**Given exercise**
Leave out the pictures and return every entry exactly as it appears.

Saved entries:

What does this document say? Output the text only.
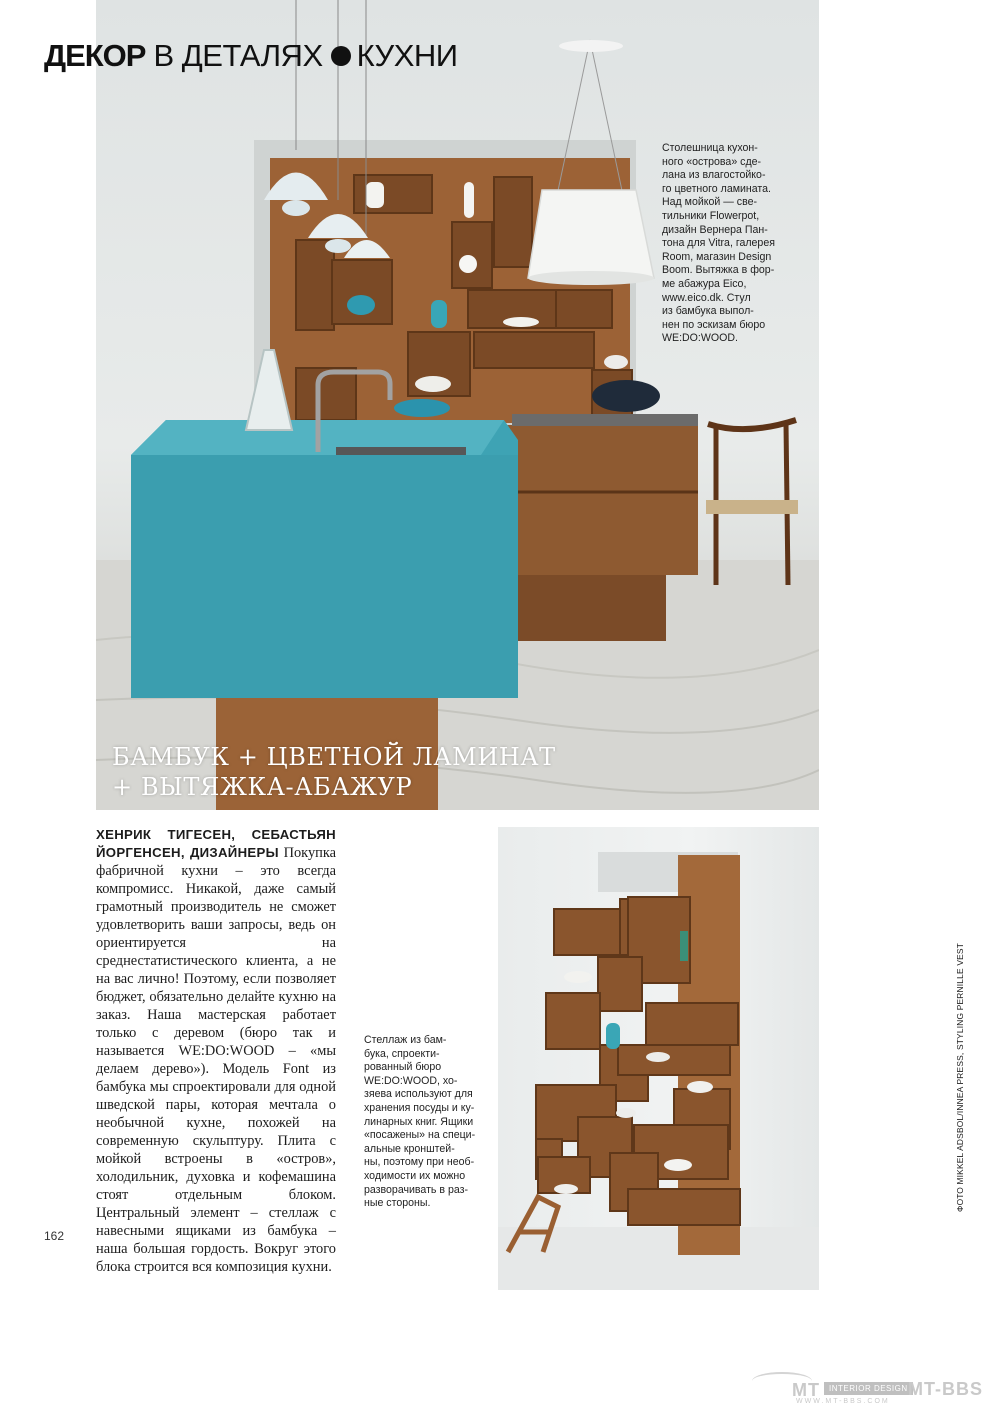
ДЕКОР В ДЕТАЛЯХ КУХНИ
Столешница кухон-
ного «острова» сде-
лана из влагостойко-
го цветного ламината.
Над мойкой — све-
тильники Flowerpot,
дизайн Вернера Пан-
тона для Vitra, галерея
Room, магазин Design
Boom. Вытяжка в фор-
ме абажура Eico,
www.eico.dk. Стул
из бамбука выпол-
нен по эскизам бюро
WE:DO:WOOD.
БАМБУК + ЦВЕТНОЙ ЛАМИНАТ
+ ВЫТЯЖКА-АБАЖУР
ХЕНРИК ТИГЕСЕН, СЕБАСТЬЯН ЙОРГЕНСЕН, ДИЗАЙНЕРЫ Покупка фабричной кухни – это всегда компромисс. Никакой, даже самый грамотный производитель не сможет удовлетворить ваши запросы, ведь он ориентируется на среднестатистического клиента, а не на вас лично! Поэтому, если позволяет бюджет, обязательно делайте кухню на заказ. Наша мастерская работает только с деревом (бюро так и называется WE:DO:WOOD – «мы делаем дерево»). Модель Font из бамбука мы спроектировали для одной шведской пары, которая мечтала о необычной кухне, похожей на современную скульптуру. Плита с мойкой встроены в «остров», холодильник, духовка и кофемашина стоят отдельным блоком. Центральный элемент – стеллаж с навесными ящиками из бамбука – наша большая гордость. Вокруг этого блока строится вся композиция кухни.
Стеллаж из бам-
бука, спроекти-
рованный бюро
WE:DO:WOOD, хо-
зяева используют для
хранения посуды и ку-
линарных книг. Ящики
«посажены» на специ-
альные кронштей-
ны, поэтому при необ-
ходимости их можно
разворачивать в раз-
ные стороны.	ФОТО MIKKEL ADSBOL/INNEA PRESS, STYLING PERNILLE VEST
162
MT	INTERIOR DESIGN MT-BBS
WWW.MT-BBS.COM
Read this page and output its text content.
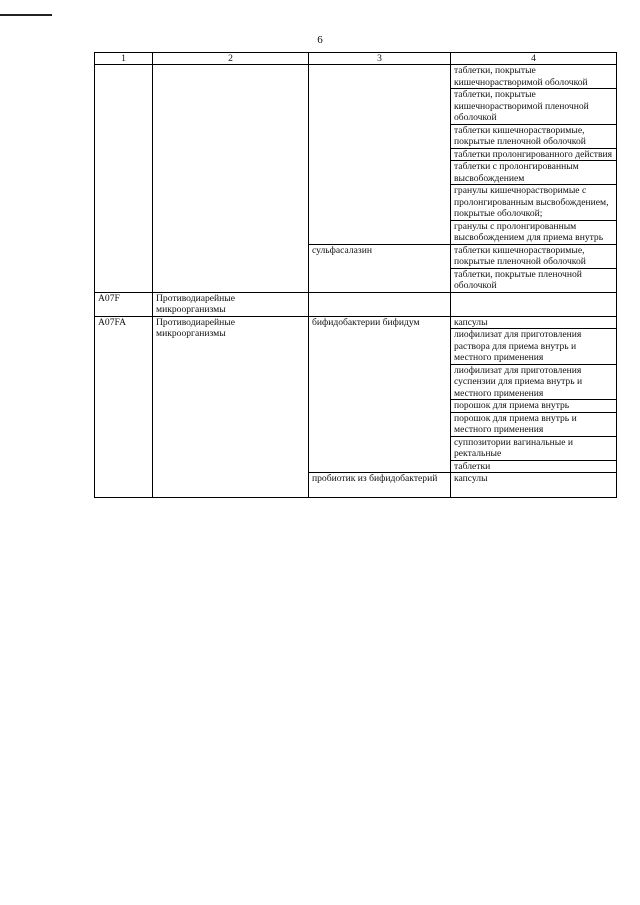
6
1	2	3	4
			таблетки, покрытые кишечнорастворимой оболочкой
			таблетки, покрытые кишечнорастворимой пленочной оболочкой
			таблетки кишечнорастворимые, покрытые пленочной оболочкой
			таблетки пролонгированного действия
			таблетки с пролонгированным высвобождением
			гранулы кишечнорастворимые с пролонгированным высвобождением, покрытые оболочкой;
			гранулы с пролонгированным высвобождением для приема внутрь
		сульфасалазин	таблетки кишечнорастворимые, покрытые пленочной оболочкой
			таблетки, покрытые пленочной оболочкой
A07F	Противодиарейные микроорганизмы		
A07FA	Противодиарейные микроорганизмы	бифидобактерии бифидум	капсулы
			лиофилизат для приготовления раствора для приема внутрь и местного применения
			лиофилизат для приготовления суспензии для приема внутрь и местного применения
			порошок для приема внутрь
			порошок для приема внутрь и местного применения
			суппозитории вагинальные и ректальные
			таблетки
		пробиотик из бифидобактерий	капсулы
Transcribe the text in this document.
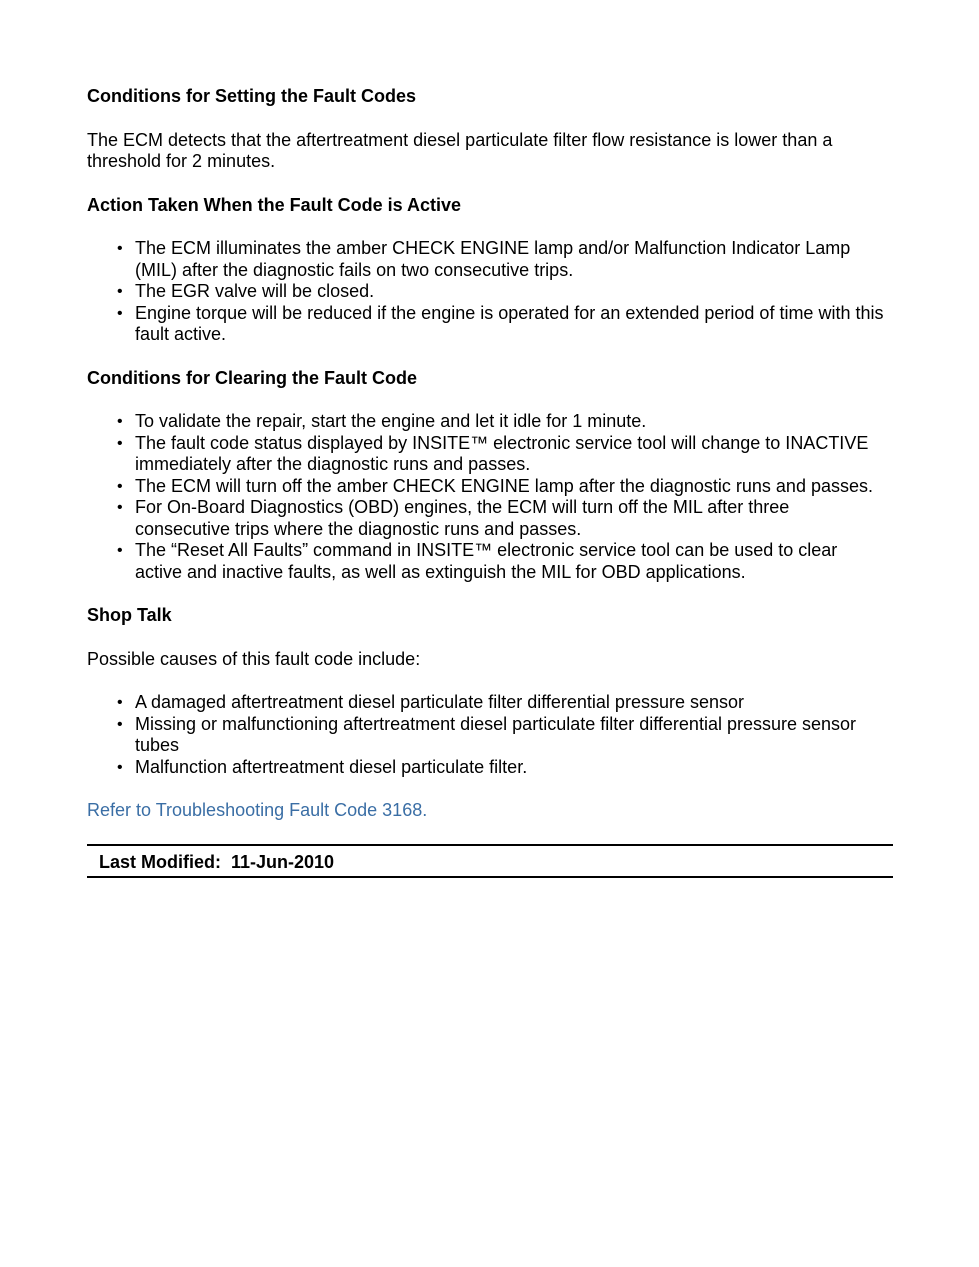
Conditions for Setting the Fault Codes

The ECM detects that the aftertreatment diesel particulate filter flow resistance is lower than a threshold for 2 minutes.

Action Taken When the Fault Code is Active
• The ECM illuminates the amber CHECK ENGINE lamp and/or Malfunction Indicator Lamp (MIL) after the diagnostic fails on two consecutive trips.
• The EGR valve will be closed.
• Engine torque will be reduced if the engine is operated for an extended period of time with this fault active.
Conditions for Clearing the Fault Code
• To validate the repair, start the engine and let it idle for 1 minute.
• The fault code status displayed by INSITE™ electronic service tool will change to INACTIVE immediately after the diagnostic runs and passes.
• The ECM will turn off the amber CHECK ENGINE lamp after the diagnostic runs and passes.
• For On-Board Diagnostics (OBD) engines, the ECM will turn off the MIL after three consecutive trips where the diagnostic runs and passes.
• The “Reset All Faults” command in INSITE™ electronic service tool can be used to clear active and inactive faults, as well as extinguish the MIL for OBD applications.
Shop Talk

Possible causes of this fault code include:

• A damaged aftertreatment diesel particulate filter differential pressure sensor
• Missing or malfunctioning aftertreatment diesel particulate filter differential pressure sensor tubes
• Malfunction aftertreatment diesel particulate filter.
Refer to Troubleshooting Fault Code 3168.
Last Modified:  11-Jun-2010
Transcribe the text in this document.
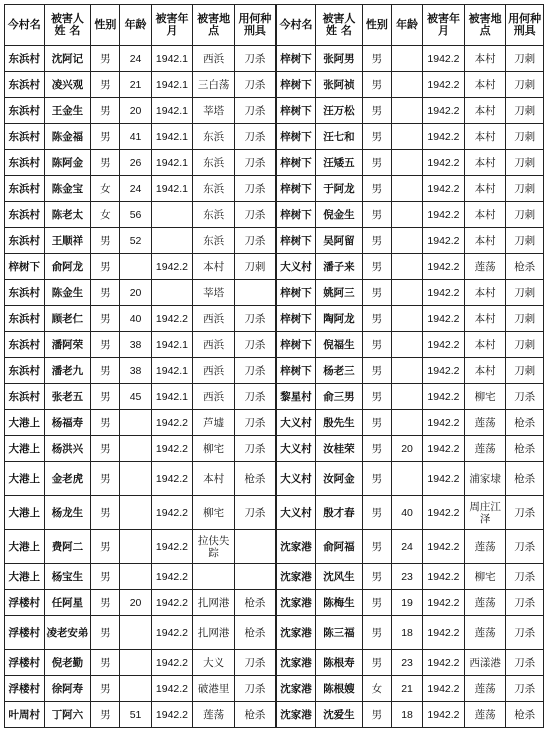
今村名	被害人姓 名	性别	年龄	被害年月	被害地点	用何种刑具	今村名	被害人姓 名	性别	年龄	被害年月	被害地点	用何种刑具
东浜村	沈阿记	男	24	1942.1	西浜	刀杀	梓树下	张阿男	男		1942.2	本村	刀刺
东浜村	凌兴观	男	21	1942.1	三白荡	刀杀	梓树下	张阿祯	男		1942.2	本村	刀刺
东浜村	王金生	男	20	1942.1	莘塔	刀杀	梓树下	汪万松	男		1942.2	本村	刀刺
东浜村	陈金福	男	41	1942.1	东浜	刀杀	梓树下	汪七和	男		1942.2	本村	刀刺
东浜村	陈阿金	男	26	1942.1	东浜	刀杀	梓树下	汪矮五	男		1942.2	本村	刀刺
东浜村	陈金宝	女	24	1942.1	东浜	刀杀	梓树下	于阿龙	男		1942.2	本村	刀刺
东浜村	陈老太	女	56		东浜	刀杀	梓树下	倪金生	男		1942.2	本村	刀刺
东浜村	王顺祥	男	52		东浜	刀杀	梓树下	吴阿留	男		1942.2	本村	刀刺
梓树下	俞阿龙	男		1942.2	本村	刀刺	大义村	潘子来	男		1942.2	莲荡	枪杀
东浜村	陈金生	男	20		莘塔		梓树下	姚阿三	男		1942.2	本村	刀刺
东浜村	顾老仁	男	40	1942.2	西浜	刀杀	梓树下	陶阿龙	男		1942.2	本村	刀刺
东浜村	潘阿荣	男	38	1942.1	西浜	刀杀	梓树下	倪福生	男		1942.2	本村	刀刺
东浜村	潘老九	男	38	1942.1	西浜	刀杀	梓树下	杨老三	男		1942.2	本村	刀刺
东浜村	张老五	男	45	1942.1	西浜	刀杀	黎星村	俞三男	男		1942.2	柳宅	刀杀
大港上	杨福寿	男		1942.2	芦墟	刀杀	大义村	殷先生	男		1942.2	莲荡	枪杀
大港上	杨洪兴	男		1942.2	柳宅	刀杀	大义村	汝桂荣	男	20	1942.2	莲荡	枪杀
大港上	金老虎	男		1942.2	本村	枪杀	大义村	汝阿金	男		1942.2	浦家埭	枪杀
大港上	杨龙生	男		1942.2	柳宅	刀杀	大义村	殷才春	男	40	1942.2	周庄江泽	刀杀
大港上	费阿二	男		1942.2	拉伕失踪		沈家港	俞阿福	男	24	1942.2	莲荡	刀杀
大港上	杨宝生	男		1942.2			沈家港	沈风生	男	23	1942.2	柳宅	刀杀
浮楼村	任阿星	男	20	1942.2	扎网港	枪杀	沈家港	陈梅生	男	19	1942.2	莲荡	刀杀
浮楼村	凌老安弟	男		1942.2	扎网港	枪杀	沈家港	陈三福	男	18	1942.2	莲荡	刀杀
浮楼村	倪老勤	男		1942.2	大义	刀杀	沈家港	陈根寿	男	23	1942.2	西漾港	刀杀
浮楼村	徐阿寿	男		1942.2	破港里	刀杀	沈家港	陈根嫂	女	21	1942.2	莲荡	刀杀
叶周村	丁阿六	男	51	1942.2	莲荡	枪杀	沈家港	沈爱生	男	18	1942.2	莲荡	枪杀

**Exercise response**
What does this document say? Output the text only.
ДЕКОР В ДЕТАЛЯХ КУХНИ
Столешница кухон-
ного «острова» сде-
лана из влагостойко-
го цветного ламината.
Над мойкой — све-
тильники Flowerpot,
дизайн Вернера Пан-
тона для Vitra, галерея
Room, магазин Design
Boom. Вытяжка в фор-
ме абажура Eico,
www.eico.dk. Стул
из бамбука выпол-
нен по эскизам бюро
WE:DO:WOOD.
БАМБУК + ЦВЕТНОЙ ЛАМИНАТ
+ ВЫТЯЖКА-АБАЖУР
ХЕНРИК ТИГЕСЕН, СЕБАСТЬЯН ЙОРГЕНСЕН, ДИЗАЙНЕРЫ Покупка фабричной кухни – это всегда компромисс. Никакой, даже самый грамотный производитель не сможет удовлетворить ваши запросы, ведь он ориентируется на среднестатистического клиента, а не на вас лично! Поэтому, если позволяет бюджет, обязательно делайте кухню на заказ. Наша мастерская работает только с деревом (бюро так и называется WE:DO:WOOD – «мы делаем дерево»). Модель Font из бамбука мы спроектировали для одной шведской пары, которая мечтала о необычной кухне, похожей на современную скульптуру. Плита с мойкой встроены в «остров», холодильник, духовка и кофемашина стоят отдельным блоком. Центральный элемент – стеллаж с навесными ящиками из бамбука – наша большая гордость. Вокруг этого блока строится вся композиция кухни.
Стеллаж из бам-
бука, спроекти-
рованный бюро
WE:DO:WOOD, хо-
зяева используют для
хранения посуды и ку-
линарных книг. Ящики
«посажены» на специ-
альные кронштей-
ны, поэтому при необ-
ходимости их можно
разворачивать в раз-
ные стороны.	ФОТО MIKKEL ADSBOL/INNEA PRESS, STYLING PERNILLE VEST
162
MT	INTERIOR DESIGN MT-BBS
WWW.MT-BBS.COM
Read this page and output its text content.
6
1	2	3	4
			таблетки, покрытые кишечнорастворимой оболочкой
			таблетки, покрытые кишечнорастворимой пленочной оболочкой
			таблетки кишечнорастворимые, покрытые пленочной оболочкой
			таблетки пролонгированного действия
			таблетки с пролонгированным высвобождением
			гранулы кишечнорастворимые с пролонгированным высвобождением, покрытые оболочкой;
			гранулы с пролонгированным высвобождением для приема внутрь
		сульфасалазин	таблетки кишечнорастворимые, покрытые пленочной оболочкой
			таблетки, покрытые пленочной оболочкой
A07F	Противодиарейные микроорганизмы		
A07FA	Противодиарейные микроорганизмы	бифидобактерии бифидум	капсулы
			лиофилизат для приготовления раствора для приема внутрь и местного применения
			лиофилизат для приготовления суспензии для приема внутрь и местного применения
			порошок для приема внутрь
			порошок для приема внутрь и местного применения
			суппозитории вагинальные и ректальные
			таблетки
		пробиотик из бифидобактерий	капсулы
Transcribe the text in this document.
Conditions for Setting the Fault Codes

The ECM detects that the aftertreatment diesel particulate filter flow resistance is lower than a threshold for 2 minutes.

Action Taken When the Fault Code is Active
• The ECM illuminates the amber CHECK ENGINE lamp and/or Malfunction Indicator Lamp (MIL) after the diagnostic fails on two consecutive trips.
• The EGR valve will be closed.
• Engine torque will be reduced if the engine is operated for an extended period of time with this fault active.
Conditions for Clearing the Fault Code
• To validate the repair, start the engine and let it idle for 1 minute.
• The fault code status displayed by INSITE™ electronic service tool will change to INACTIVE immediately after the diagnostic runs and passes.
• The ECM will turn off the amber CHECK ENGINE lamp after the diagnostic runs and passes.
• For On-Board Diagnostics (OBD) engines, the ECM will turn off the MIL after three consecutive trips where the diagnostic runs and passes.
• The “Reset All Faults” command in INSITE™ electronic service tool can be used to clear active and inactive faults, as well as extinguish the MIL for OBD applications.
Shop Talk

Possible causes of this fault code include:

• A damaged aftertreatment diesel particulate filter differential pressure sensor
• Missing or malfunctioning aftertreatment diesel particulate filter differential pressure sensor tubes
• Malfunction aftertreatment diesel particulate filter.
Refer to Troubleshooting Fault Code 3168.
Last Modified:  11-Jun-2010
Transcribe the text in this document.
今村名	被害人姓 名	性别	年龄	被害年月	被害地点	用何种刑具	今村名	被害人姓 名	性别	年龄	被害年月	被害地点	用何种刑具
东浜村	沈阿记	男	24	1942.1	西浜	刀杀	梓树下	张阿男	男		1942.2	本村	刀刺
东浜村	凌兴观	男	21	1942.1	三白荡	刀杀	梓树下	张阿祯	男		1942.2	本村	刀刺
东浜村	王金生	男	20	1942.1	莘塔	刀杀	梓树下	汪万松	男		1942.2	本村	刀刺
东浜村	陈金福	男	41	1942.1	东浜	刀杀	梓树下	汪七和	男		1942.2	本村	刀刺
东浜村	陈阿金	男	26	1942.1	东浜	刀杀	梓树下	汪矮五	男		1942.2	本村	刀刺
东浜村	陈金宝	女	24	1942.1	东浜	刀杀	梓树下	于阿龙	男		1942.2	本村	刀刺
东浜村	陈老太	女	56		东浜	刀杀	梓树下	倪金生	男		1942.2	本村	刀刺
东浜村	王顺祥	男	52		东浜	刀杀	梓树下	吴阿留	男		1942.2	本村	刀刺
梓树下	俞阿龙	男		1942.2	本村	刀刺	大义村	潘子来	男		1942.2	莲荡	枪杀
东浜村	陈金生	男	20		莘塔		梓树下	姚阿三	男		1942.2	本村	刀刺
东浜村	顾老仁	男	40	1942.2	西浜	刀杀	梓树下	陶阿龙	男		1942.2	本村	刀刺
东浜村	潘阿荣	男	38	1942.1	西浜	刀杀	梓树下	倪福生	男		1942.2	本村	刀刺
东浜村	潘老九	男	38	1942.1	西浜	刀杀	梓树下	杨老三	男		1942.2	本村	刀刺
东浜村	张老五	男	45	1942.1	西浜	刀杀	黎星村	俞三男	男		1942.2	柳宅	刀杀
大港上	杨福寿	男		1942.2	芦墟	刀杀	大义村	殷先生	男		1942.2	莲荡	枪杀
大港上	杨洪兴	男		1942.2	柳宅	刀杀	大义村	汝桂荣	男	20	1942.2	莲荡	枪杀
大港上	金老虎	男		1942.2	本村	枪杀	大义村	汝阿金	男		1942.2	浦家埭	枪杀
大港上	杨龙生	男		1942.2	柳宅	刀杀	大义村	殷才春	男	40	1942.2	周庄江泽	刀杀
大港上	费阿二	男		1942.2	拉伕失踪		沈家港	俞阿福	男	24	1942.2	莲荡	刀杀
大港上	杨宝生	男		1942.2			沈家港	沈风生	男	23	1942.2	柳宅	刀杀
浮楼村	任阿星	男	20	1942.2	扎网港	枪杀	沈家港	陈梅生	男	19	1942.2	莲荡	刀杀
浮楼村	凌老安弟	男		1942.2	扎网港	枪杀	沈家港	陈三福	男	18	1942.2	莲荡	刀杀
浮楼村	倪老勤	男		1942.2	大义	刀杀	沈家港	陈根寿	男	23	1942.2	西漾港	刀杀
浮楼村	徐阿寿	男		1942.2	破港里	刀杀	沈家港	陈根嫂	女	21	1942.2	莲荡	刀杀
叶周村	丁阿六	男	51	1942.2	莲荡	枪杀	沈家港	沈爱生	男	18	1942.2	莲荡	枪杀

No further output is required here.